* Stated problem *
Repeat the listing in full, exactly as it stands.

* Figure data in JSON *

_ _ _ _ _

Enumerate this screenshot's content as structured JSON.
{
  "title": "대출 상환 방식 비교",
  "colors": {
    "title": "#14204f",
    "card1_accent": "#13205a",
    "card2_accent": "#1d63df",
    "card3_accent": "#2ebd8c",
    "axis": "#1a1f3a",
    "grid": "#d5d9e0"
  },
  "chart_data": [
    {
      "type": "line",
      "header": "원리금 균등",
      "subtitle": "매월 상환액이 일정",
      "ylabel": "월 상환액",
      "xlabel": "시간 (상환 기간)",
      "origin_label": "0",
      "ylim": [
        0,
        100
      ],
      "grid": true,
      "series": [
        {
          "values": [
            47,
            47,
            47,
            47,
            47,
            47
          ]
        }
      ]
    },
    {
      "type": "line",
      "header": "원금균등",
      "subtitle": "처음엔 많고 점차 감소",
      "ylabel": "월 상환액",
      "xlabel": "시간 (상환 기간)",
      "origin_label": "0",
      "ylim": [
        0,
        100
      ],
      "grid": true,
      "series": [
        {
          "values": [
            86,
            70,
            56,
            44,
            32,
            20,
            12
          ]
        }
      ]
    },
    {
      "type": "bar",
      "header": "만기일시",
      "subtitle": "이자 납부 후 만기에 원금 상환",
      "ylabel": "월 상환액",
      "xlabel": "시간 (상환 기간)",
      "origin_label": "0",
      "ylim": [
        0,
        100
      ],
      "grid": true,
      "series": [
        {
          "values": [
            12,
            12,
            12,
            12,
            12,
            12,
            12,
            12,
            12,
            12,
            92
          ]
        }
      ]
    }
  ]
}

_ _ _ _ _

* Task output *
Enumerate this screenshot's content as structured JSON.
{
  "title": "대출 상환 방식 비교",
  "colors": {
    "title": "#14204f",
    "card1_accent": "#13205a",
    "card2_accent": "#1d63df",
    "card3_accent": "#2ebd8c",
    "axis": "#1a1f3a",
    "grid": "#d5d9e0"
  },
  "chart_data": [
    {
      "type": "line",
      "header": "원리금 균등",
      "subtitle": "매월 상환액이 일정",
      "ylabel": "월 상환액",
      "xlabel": "시간 (상환 기간)",
      "origin_label": "0",
      "ylim": [
        0,
        100
      ],
      "grid": true,
      "series": [
        {
          "values": [
            47,
            47,
            47,
            47,
            47,
            47
          ]
        }
      ]
    },
    {
      "type": "line",
      "header": "원금균등",
      "subtitle": "처음엔 많고 점차 감소",
      "ylabel": "월 상환액",
      "xlabel": "시간 (상환 기간)",
      "origin_label": "0",
      "ylim": [
        0,
        100
      ],
      "grid": true,
      "series": [
        {
          "values": [
            86,
            70,
            56,
            44,
            32,
            20,
            12
          ]
        }
      ]
    },
    {
      "type": "bar",
      "header": "만기일시",
      "subtitle": "이자 납부 후 만기에 원금 상환",
      "ylabel": "월 상환액",
      "xlabel": "시간 (상환 기간)",
      "origin_label": "0",
      "ylim": [
        0,
        100
      ],
      "grid": true,
      "series": [
        {
          "values": [
            12,
            12,
            12,
            12,
            12,
            12,
            12,
            12,
            12,
            12,
            92
          ]
        }
      ]
    }
  ]
}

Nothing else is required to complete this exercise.